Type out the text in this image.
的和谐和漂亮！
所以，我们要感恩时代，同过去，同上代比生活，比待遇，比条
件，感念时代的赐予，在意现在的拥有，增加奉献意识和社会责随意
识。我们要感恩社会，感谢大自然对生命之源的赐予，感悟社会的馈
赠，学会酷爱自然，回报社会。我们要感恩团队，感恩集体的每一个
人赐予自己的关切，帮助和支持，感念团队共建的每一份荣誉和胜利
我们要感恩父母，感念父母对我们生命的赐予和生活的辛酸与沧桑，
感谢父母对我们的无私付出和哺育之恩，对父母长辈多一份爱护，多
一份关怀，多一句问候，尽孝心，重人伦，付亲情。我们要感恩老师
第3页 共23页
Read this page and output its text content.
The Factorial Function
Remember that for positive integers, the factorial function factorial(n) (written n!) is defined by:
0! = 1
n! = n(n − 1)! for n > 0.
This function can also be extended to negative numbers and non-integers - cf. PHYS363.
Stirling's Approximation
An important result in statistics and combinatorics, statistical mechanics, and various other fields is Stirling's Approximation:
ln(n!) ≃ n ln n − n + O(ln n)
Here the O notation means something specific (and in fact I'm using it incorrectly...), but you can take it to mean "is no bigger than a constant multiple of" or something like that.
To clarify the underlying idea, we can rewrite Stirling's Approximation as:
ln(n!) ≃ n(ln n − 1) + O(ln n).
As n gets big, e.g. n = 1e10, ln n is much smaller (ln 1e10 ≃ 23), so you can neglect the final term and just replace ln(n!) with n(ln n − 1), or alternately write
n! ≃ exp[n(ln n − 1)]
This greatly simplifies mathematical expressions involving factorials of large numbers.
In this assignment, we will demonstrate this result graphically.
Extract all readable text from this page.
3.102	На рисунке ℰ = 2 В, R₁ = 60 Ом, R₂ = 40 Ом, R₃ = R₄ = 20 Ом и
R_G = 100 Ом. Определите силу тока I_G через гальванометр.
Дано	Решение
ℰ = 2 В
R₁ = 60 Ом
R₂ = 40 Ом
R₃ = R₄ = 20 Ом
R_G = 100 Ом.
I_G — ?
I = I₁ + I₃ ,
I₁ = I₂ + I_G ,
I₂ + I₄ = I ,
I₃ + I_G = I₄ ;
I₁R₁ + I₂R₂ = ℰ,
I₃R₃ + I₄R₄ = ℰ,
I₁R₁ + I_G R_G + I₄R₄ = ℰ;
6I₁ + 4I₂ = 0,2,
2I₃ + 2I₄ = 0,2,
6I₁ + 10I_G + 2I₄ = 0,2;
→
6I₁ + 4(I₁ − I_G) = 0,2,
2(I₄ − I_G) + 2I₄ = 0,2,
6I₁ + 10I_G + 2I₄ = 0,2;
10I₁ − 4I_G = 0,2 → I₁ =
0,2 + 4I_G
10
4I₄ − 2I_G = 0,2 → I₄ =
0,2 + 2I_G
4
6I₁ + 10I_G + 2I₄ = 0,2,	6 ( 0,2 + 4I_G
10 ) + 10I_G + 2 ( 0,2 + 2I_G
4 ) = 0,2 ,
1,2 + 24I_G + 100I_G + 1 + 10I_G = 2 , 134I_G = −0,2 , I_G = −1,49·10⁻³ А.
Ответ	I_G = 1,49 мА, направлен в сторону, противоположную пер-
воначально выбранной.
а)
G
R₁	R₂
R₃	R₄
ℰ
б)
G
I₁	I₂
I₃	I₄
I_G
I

────────────────────────────────────────

All lines above containing the string "Approximation" are to be collected.

> **RESULT FOR THIS EXERCISE**:
Stirling's Approximation
An important result in statistics and combinatorics, statistical mechanics, and various other fields is Stirling's Approximation:
To clarify the underlying idea, we can rewrite Stirling's Approximation as:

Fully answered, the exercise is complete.